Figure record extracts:
"""

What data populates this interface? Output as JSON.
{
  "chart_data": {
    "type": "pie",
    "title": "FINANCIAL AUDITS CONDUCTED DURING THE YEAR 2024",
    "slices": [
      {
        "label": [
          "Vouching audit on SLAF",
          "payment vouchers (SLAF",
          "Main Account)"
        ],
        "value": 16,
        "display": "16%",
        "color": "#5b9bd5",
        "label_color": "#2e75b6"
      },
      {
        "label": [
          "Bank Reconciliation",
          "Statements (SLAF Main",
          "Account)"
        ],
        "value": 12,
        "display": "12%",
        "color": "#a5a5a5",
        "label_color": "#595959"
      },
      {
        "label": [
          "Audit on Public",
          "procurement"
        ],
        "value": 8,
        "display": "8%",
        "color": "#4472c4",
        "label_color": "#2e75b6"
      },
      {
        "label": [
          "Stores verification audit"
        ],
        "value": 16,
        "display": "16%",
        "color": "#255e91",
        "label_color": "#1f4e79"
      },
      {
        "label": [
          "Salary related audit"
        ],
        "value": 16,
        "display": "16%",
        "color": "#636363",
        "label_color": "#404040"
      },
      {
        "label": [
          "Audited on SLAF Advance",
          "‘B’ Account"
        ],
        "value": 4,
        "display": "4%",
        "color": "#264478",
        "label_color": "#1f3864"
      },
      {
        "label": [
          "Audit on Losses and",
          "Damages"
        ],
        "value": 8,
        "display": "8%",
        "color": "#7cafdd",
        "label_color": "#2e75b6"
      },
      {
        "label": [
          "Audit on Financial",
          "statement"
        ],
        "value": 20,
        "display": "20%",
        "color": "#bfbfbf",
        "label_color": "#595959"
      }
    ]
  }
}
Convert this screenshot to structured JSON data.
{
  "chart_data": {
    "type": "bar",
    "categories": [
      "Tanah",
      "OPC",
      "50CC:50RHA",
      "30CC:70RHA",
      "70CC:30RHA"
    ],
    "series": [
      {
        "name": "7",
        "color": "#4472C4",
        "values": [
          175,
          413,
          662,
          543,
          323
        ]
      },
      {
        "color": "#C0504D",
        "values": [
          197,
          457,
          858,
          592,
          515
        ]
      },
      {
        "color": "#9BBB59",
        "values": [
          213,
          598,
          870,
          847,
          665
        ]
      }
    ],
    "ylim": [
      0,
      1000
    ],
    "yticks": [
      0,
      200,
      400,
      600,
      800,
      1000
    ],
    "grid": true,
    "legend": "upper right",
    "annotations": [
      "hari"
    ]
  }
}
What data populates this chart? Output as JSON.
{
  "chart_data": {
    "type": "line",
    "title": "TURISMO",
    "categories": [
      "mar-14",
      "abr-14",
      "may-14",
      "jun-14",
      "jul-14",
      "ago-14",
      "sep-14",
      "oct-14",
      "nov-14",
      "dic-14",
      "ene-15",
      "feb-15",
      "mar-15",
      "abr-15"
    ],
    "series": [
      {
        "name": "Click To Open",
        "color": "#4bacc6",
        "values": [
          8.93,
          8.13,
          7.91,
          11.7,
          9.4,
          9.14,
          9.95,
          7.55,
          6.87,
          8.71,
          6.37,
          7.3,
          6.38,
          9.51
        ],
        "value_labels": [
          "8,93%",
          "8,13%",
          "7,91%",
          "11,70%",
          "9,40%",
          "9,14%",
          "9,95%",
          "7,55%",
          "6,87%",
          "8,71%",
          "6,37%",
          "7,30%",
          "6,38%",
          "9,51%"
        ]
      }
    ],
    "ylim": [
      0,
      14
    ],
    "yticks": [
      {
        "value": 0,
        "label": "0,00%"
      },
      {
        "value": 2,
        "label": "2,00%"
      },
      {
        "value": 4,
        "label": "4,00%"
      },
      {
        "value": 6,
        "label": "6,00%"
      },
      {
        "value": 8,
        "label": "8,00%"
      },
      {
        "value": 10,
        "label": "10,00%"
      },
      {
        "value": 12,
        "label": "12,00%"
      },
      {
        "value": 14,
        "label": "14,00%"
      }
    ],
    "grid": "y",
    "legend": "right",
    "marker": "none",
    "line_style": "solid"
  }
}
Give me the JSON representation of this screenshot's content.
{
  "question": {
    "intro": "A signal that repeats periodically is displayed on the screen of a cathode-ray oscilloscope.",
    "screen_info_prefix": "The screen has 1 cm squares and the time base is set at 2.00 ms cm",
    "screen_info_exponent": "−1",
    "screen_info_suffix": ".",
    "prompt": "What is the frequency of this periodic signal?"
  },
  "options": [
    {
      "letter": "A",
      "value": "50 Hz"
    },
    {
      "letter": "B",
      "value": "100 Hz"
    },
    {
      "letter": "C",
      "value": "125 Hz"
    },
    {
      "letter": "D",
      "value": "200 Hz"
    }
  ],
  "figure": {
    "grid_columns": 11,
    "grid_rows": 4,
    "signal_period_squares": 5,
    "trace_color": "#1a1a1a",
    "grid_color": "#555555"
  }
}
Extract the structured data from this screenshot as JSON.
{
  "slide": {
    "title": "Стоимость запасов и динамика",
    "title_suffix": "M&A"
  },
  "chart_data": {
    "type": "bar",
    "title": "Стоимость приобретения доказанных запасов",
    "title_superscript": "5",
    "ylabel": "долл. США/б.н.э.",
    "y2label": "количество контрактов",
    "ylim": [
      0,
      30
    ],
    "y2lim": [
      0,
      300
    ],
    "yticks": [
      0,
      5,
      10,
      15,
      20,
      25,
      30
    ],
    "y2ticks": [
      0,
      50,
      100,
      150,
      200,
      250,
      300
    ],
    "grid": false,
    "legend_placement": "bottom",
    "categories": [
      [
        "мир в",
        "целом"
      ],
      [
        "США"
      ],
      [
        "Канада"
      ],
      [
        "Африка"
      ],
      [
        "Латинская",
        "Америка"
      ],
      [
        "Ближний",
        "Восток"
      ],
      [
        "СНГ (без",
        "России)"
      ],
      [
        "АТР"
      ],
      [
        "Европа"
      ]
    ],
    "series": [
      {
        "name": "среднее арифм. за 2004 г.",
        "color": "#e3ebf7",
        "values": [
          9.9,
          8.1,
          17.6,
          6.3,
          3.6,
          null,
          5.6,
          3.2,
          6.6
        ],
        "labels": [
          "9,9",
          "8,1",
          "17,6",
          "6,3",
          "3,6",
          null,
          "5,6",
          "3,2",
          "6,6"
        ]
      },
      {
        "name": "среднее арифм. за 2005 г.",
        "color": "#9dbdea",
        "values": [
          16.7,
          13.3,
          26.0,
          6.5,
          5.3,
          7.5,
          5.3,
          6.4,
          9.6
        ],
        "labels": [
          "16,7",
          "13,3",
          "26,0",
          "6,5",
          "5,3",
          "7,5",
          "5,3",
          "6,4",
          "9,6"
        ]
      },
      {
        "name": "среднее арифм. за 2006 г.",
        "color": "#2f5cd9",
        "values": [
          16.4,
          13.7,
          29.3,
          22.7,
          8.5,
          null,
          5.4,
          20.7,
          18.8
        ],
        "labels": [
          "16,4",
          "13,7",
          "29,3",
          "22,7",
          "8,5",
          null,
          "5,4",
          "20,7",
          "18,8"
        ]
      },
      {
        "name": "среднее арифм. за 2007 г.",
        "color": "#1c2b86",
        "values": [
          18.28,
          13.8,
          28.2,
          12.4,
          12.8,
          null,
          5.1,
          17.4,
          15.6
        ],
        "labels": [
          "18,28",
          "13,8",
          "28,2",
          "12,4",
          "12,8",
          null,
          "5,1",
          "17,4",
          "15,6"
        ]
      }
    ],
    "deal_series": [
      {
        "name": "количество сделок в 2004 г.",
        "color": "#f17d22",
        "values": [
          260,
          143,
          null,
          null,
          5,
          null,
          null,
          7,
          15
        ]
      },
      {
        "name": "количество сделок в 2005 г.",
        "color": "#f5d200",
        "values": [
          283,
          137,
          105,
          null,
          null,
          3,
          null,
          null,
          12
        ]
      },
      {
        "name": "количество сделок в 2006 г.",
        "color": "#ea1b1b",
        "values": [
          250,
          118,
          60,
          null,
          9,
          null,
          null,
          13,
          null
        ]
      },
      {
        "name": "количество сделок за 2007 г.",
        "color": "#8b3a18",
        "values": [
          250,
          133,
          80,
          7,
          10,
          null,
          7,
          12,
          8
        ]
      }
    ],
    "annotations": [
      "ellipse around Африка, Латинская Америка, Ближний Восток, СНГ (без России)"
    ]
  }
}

"""

PROBLEM TO SOLVE: Only the number is wanted: how many lines in the entries above contain the word "Африка"?

ANSWER: 2